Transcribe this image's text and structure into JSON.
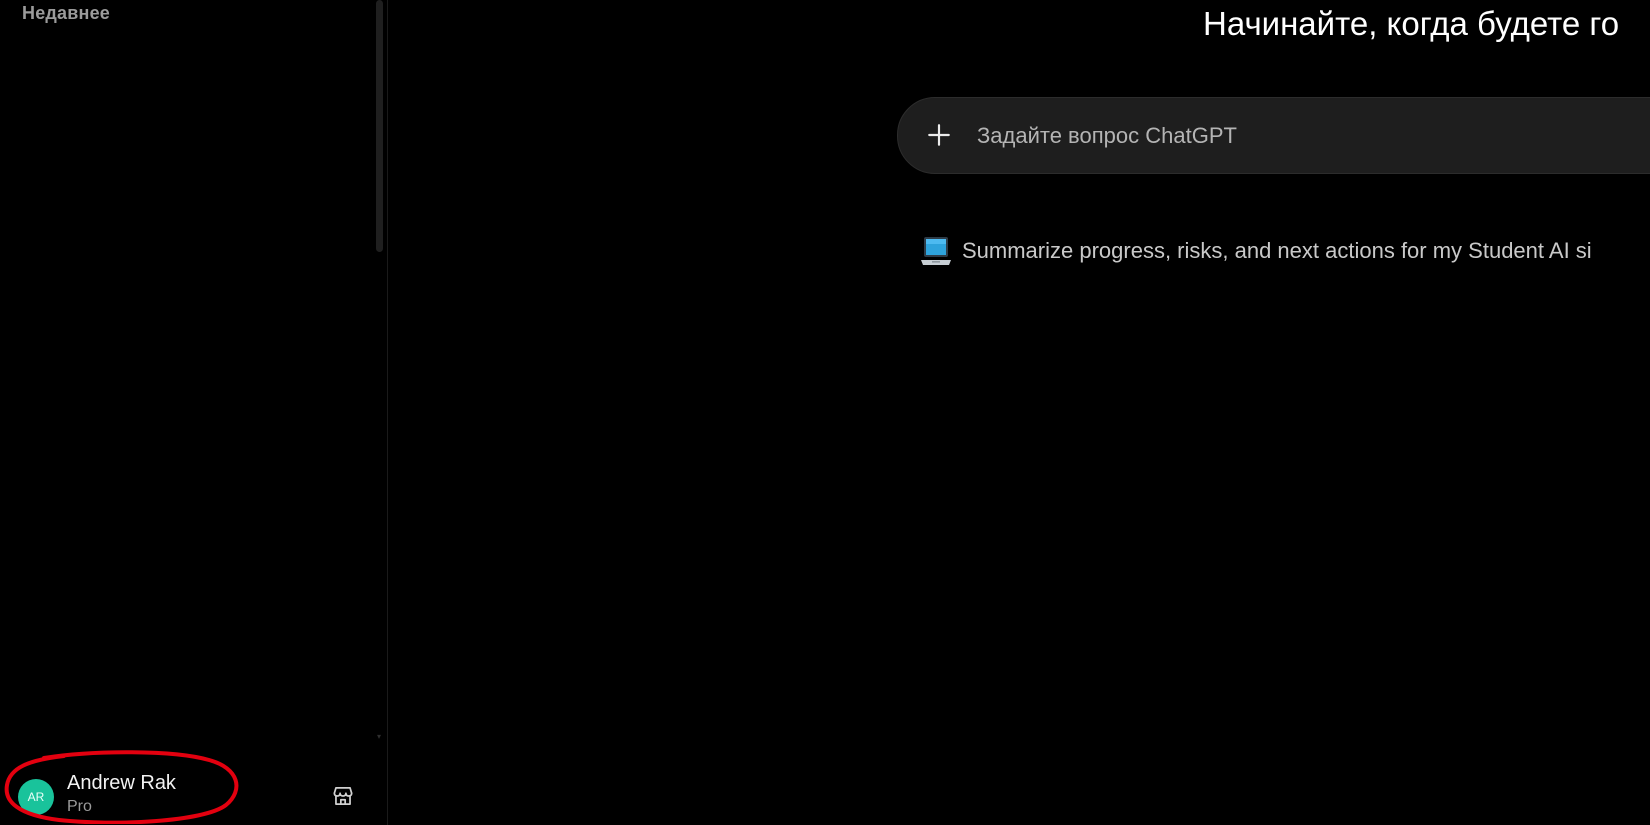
{
  "sidebar": {
    "recent_heading": "Недавнее",
    "scroll_down_arrow": "▾",
    "user": {
      "initials": "AR",
      "name": "Andrew Rak",
      "plan": "Pro",
      "avatar_color": "#19c39b"
    },
    "store_icon": "store-icon"
  },
  "main": {
    "headline": "Начинайте, когда будете го",
    "composer": {
      "placeholder": "Задайте вопрос ChatGPT",
      "plus_icon": "plus-icon"
    },
    "suggestion": {
      "icon": "laptop-icon",
      "text": "Summarize progress, risks, and next actions for my Student AI si"
    }
  },
  "annotation": {
    "color": "#e3000f",
    "shape": "hand-drawn ellipse around user profile"
  }
}
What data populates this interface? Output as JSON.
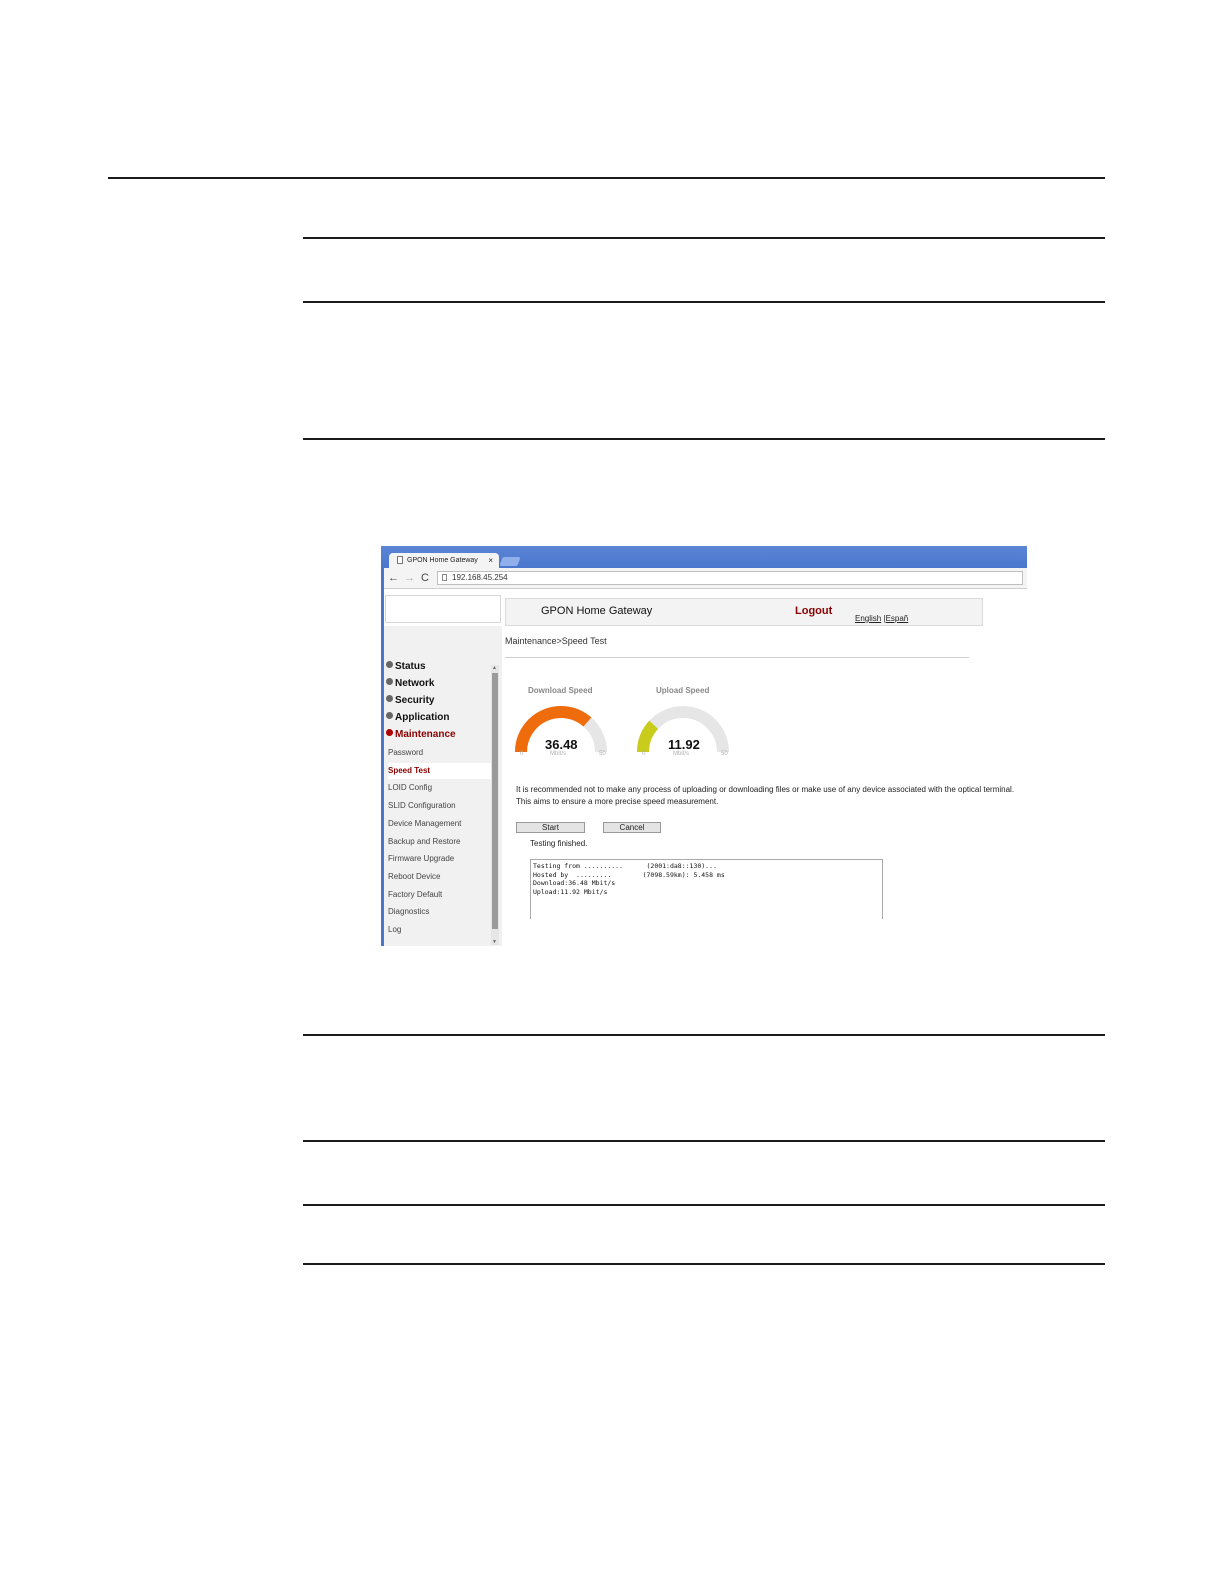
{
  "browser": {
    "tab_title": "GPON Home Gateway",
    "tab_close": "×",
    "url": "192.168.45.254",
    "back": "←",
    "forward": "→",
    "reload": "C"
  },
  "header": {
    "title": "GPON Home Gateway",
    "logout": "Logout",
    "lang_english": "English",
    "lang_separator": " |",
    "lang_spanish": "Españ"
  },
  "breadcrumb": "Maintenance>Speed Test",
  "sidebar": {
    "categories": [
      {
        "label": "Status"
      },
      {
        "label": "Network"
      },
      {
        "label": "Security"
      },
      {
        "label": "Application"
      },
      {
        "label": "Maintenance",
        "active": true
      }
    ],
    "items": [
      {
        "label": "Password"
      },
      {
        "label": "Speed Test",
        "active": true
      },
      {
        "label": "LOID Config"
      },
      {
        "label": "SLID Configuration"
      },
      {
        "label": "Device Management"
      },
      {
        "label": "Backup and Restore"
      },
      {
        "label": "Firmware Upgrade"
      },
      {
        "label": "Reboot Device"
      },
      {
        "label": "Factory Default"
      },
      {
        "label": "Diagnostics"
      },
      {
        "label": "Log"
      }
    ]
  },
  "gauges": {
    "download": {
      "label": "Download Speed",
      "value": "36.48",
      "numeric": 36.48,
      "min": "0",
      "max": "50",
      "unit": "Mbit/s",
      "color": "#ef6c0c"
    },
    "upload": {
      "label": "Upload Speed",
      "value": "11.92",
      "numeric": 11.92,
      "min": "0",
      "max": "50",
      "unit": "Mbit/s",
      "color": "#c9cc1a"
    }
  },
  "notice": {
    "line1": "It is recommended not to make any process of uploading or downloading files or make use of any device associated with the optical terminal.",
    "line2": "This aims to ensure a more precise speed measurement."
  },
  "buttons": {
    "start": "Start",
    "cancel": "Cancel"
  },
  "status": "Testing finished.",
  "results": [
    "Testing from ..........      (2001:da8::130)...",
    "Hosted by  .........        (7098.59km): 5.458 ms",
    "Download:36.48 Mbit/s",
    "Upload:11.92 Mbit/s"
  ],
  "colors": {
    "accent": "#8b0000",
    "chrome": "#4a76cc",
    "gauge_track": "#e6e6e6"
  }
}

What you have to do —
Each line above that holds the string "Testing" should be copied and shown.

Result for this exercise —
  "status": "Testing finished.",
    "Testing from ..........      (2001:da8::130)...",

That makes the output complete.